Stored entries
╔══

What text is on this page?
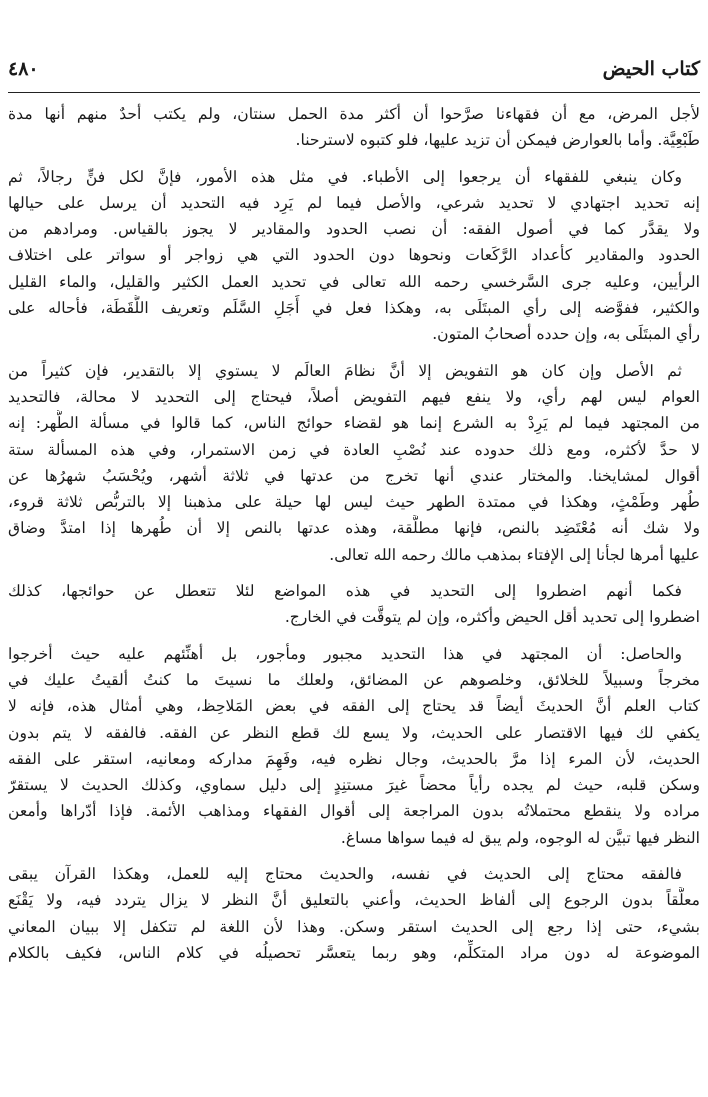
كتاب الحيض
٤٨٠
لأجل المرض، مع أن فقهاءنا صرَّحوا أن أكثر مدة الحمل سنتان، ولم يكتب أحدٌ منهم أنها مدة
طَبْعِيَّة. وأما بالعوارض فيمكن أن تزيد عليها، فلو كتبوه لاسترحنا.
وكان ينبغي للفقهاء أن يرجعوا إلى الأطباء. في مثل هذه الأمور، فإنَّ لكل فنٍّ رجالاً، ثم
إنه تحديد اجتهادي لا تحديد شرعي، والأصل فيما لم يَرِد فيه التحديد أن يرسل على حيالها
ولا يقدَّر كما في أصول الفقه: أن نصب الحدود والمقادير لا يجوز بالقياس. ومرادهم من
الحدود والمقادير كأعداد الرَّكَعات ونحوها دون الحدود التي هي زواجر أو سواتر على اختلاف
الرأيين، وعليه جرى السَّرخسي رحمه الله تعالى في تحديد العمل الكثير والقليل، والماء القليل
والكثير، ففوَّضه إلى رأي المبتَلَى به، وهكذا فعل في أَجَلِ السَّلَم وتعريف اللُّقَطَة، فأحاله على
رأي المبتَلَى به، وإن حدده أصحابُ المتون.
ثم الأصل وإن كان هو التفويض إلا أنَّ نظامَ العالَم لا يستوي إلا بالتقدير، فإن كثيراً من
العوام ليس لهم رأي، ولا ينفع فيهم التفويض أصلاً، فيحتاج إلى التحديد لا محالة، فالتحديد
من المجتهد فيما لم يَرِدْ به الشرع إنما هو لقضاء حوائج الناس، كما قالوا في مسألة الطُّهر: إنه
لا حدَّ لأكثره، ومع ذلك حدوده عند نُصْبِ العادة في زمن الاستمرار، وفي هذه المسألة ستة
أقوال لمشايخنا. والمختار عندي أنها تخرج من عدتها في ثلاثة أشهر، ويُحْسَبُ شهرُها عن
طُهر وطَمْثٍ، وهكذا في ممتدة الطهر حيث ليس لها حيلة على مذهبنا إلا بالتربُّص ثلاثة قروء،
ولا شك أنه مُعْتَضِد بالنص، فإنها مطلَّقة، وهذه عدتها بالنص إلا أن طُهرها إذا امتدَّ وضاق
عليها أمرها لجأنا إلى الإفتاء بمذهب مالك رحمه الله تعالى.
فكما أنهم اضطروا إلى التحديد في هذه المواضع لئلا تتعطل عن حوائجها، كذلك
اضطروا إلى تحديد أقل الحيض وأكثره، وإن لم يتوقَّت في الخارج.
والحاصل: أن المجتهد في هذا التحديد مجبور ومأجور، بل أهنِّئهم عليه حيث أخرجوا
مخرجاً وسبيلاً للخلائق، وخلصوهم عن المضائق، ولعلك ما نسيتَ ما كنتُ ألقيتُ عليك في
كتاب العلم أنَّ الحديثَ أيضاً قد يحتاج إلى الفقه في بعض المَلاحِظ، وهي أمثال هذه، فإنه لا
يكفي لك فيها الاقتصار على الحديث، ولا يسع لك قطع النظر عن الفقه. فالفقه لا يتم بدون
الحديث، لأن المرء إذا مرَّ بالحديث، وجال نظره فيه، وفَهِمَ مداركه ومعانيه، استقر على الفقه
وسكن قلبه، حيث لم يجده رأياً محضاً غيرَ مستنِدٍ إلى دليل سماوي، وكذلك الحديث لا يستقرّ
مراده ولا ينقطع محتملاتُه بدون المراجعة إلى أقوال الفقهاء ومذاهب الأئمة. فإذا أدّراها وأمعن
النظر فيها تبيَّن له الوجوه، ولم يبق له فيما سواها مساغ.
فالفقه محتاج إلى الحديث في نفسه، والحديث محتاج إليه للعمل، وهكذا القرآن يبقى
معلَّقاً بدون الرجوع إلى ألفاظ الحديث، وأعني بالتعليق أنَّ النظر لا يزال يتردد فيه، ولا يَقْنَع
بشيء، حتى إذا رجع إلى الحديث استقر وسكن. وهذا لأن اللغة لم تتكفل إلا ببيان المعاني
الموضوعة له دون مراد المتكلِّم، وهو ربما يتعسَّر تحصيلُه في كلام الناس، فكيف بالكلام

╚══

* Exercise details: From the listing above, collect every line that mentions the word "عدتها".

* Complete answer:
أقوال لمشايخنا. والمختار عندي أنها تخرج من عدتها في ثلاثة أشهر، ويُحْسَبُ شهرُها عن
ولا شك أنه مُعْتَضِد بالنص، فإنها مطلَّقة، وهذه عدتها بالنص إلا أن طُهرها إذا امتدَّ وضاق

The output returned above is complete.